(Data entries for graphics)
───

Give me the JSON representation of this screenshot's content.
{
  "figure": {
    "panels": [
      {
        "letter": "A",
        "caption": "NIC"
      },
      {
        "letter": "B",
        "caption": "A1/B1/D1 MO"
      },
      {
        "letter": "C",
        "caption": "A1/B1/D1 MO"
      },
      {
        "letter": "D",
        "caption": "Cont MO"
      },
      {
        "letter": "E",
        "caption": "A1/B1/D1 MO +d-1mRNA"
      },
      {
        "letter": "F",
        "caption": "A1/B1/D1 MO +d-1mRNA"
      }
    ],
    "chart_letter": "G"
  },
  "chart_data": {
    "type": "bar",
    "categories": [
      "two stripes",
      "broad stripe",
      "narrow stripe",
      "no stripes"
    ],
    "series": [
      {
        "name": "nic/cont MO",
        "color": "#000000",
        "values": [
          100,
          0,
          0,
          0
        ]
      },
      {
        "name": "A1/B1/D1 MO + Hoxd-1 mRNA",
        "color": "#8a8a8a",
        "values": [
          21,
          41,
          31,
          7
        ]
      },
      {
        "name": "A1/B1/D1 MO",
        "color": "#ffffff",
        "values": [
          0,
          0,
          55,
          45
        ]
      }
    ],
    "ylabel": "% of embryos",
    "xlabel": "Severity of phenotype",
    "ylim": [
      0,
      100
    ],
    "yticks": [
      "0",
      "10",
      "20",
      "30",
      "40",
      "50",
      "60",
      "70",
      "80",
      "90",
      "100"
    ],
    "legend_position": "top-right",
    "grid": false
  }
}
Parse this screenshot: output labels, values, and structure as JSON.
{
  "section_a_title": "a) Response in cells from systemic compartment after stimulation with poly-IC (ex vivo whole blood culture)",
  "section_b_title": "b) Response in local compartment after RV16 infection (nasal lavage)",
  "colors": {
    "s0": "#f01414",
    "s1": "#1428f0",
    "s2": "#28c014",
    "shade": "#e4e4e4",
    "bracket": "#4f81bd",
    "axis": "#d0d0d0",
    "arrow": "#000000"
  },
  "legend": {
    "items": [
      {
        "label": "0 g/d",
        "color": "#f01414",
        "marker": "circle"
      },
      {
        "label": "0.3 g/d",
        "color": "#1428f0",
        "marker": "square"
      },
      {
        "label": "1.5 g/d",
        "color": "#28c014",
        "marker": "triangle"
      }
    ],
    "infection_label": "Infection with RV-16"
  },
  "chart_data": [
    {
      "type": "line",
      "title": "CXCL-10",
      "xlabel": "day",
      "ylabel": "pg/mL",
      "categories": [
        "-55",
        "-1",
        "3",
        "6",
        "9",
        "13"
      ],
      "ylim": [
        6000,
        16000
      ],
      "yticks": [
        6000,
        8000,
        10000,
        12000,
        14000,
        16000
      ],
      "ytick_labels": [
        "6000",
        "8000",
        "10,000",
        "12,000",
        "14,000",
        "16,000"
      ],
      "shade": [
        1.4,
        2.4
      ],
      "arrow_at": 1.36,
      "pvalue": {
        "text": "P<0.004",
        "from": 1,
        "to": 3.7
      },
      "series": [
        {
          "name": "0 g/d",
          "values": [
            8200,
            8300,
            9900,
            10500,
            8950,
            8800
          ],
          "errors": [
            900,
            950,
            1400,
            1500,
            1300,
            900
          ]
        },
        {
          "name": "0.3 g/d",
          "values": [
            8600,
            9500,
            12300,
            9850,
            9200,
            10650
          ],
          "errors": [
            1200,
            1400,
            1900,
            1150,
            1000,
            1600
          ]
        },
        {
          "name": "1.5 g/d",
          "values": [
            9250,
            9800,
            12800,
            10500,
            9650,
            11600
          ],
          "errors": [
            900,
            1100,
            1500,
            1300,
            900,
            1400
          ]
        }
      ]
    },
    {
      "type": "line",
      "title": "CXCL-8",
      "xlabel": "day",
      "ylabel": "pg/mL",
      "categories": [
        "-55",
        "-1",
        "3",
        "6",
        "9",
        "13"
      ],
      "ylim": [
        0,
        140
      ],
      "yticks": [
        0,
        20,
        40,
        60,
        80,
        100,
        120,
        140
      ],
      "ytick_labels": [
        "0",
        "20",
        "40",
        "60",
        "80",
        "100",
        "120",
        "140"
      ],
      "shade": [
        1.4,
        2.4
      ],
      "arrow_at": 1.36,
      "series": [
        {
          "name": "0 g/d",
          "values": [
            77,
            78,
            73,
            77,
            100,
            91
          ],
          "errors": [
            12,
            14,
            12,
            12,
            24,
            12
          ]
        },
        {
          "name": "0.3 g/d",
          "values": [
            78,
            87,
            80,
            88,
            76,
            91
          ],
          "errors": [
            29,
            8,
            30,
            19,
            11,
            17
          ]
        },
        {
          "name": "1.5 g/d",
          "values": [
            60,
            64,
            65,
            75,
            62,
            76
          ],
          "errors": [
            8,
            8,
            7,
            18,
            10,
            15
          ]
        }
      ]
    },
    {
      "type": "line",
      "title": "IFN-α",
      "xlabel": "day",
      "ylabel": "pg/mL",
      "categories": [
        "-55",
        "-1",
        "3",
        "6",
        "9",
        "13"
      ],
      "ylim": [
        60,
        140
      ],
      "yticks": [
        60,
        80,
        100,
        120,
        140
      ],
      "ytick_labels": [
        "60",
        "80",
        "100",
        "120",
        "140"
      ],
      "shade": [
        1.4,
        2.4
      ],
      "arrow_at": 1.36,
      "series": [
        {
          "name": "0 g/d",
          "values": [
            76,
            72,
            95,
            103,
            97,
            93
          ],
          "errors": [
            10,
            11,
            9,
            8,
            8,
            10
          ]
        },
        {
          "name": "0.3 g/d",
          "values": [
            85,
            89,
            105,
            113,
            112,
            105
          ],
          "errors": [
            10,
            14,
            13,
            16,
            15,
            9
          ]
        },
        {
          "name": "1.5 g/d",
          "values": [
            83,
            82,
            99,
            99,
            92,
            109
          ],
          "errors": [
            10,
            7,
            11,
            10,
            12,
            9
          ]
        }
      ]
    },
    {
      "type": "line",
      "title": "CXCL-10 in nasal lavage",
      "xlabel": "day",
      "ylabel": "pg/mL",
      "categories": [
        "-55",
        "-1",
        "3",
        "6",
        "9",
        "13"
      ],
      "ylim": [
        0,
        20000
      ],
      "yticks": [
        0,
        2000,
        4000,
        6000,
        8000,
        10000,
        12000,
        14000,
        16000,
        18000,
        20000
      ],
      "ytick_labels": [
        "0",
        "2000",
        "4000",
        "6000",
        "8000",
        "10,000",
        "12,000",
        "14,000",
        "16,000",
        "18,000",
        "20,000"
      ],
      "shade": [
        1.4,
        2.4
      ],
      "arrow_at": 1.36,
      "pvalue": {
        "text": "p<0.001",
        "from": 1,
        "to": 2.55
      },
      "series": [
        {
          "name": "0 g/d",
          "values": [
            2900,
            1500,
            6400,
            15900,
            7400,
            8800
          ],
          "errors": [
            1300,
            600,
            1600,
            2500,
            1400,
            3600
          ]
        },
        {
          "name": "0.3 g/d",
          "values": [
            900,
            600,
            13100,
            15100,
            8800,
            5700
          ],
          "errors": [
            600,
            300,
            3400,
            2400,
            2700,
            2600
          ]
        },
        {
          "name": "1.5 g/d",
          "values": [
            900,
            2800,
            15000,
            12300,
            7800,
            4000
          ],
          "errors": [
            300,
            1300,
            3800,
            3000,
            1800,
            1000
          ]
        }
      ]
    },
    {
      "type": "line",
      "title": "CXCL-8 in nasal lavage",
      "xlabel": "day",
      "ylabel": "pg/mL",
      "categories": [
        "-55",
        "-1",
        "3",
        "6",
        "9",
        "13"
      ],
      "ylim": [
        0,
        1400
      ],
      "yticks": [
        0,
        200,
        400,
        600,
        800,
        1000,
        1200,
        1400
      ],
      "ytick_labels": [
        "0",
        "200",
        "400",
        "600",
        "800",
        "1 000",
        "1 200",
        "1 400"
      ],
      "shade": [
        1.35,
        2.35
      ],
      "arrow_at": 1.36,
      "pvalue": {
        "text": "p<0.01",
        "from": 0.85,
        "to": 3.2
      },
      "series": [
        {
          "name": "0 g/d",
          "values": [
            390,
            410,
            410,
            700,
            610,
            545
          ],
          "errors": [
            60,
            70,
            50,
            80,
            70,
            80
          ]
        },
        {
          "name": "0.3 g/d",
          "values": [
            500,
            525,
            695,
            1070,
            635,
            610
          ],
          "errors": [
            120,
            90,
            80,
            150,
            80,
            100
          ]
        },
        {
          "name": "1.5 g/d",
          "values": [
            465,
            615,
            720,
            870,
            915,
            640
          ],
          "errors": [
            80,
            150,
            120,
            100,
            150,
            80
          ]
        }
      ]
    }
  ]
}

───

_Work order_: Retrieve every line above holding the word "JSON".

_Answer to the problem_:
Give me the JSON representation of this screenshot's content.
Parse this screenshot: output labels, values, and structure as JSON.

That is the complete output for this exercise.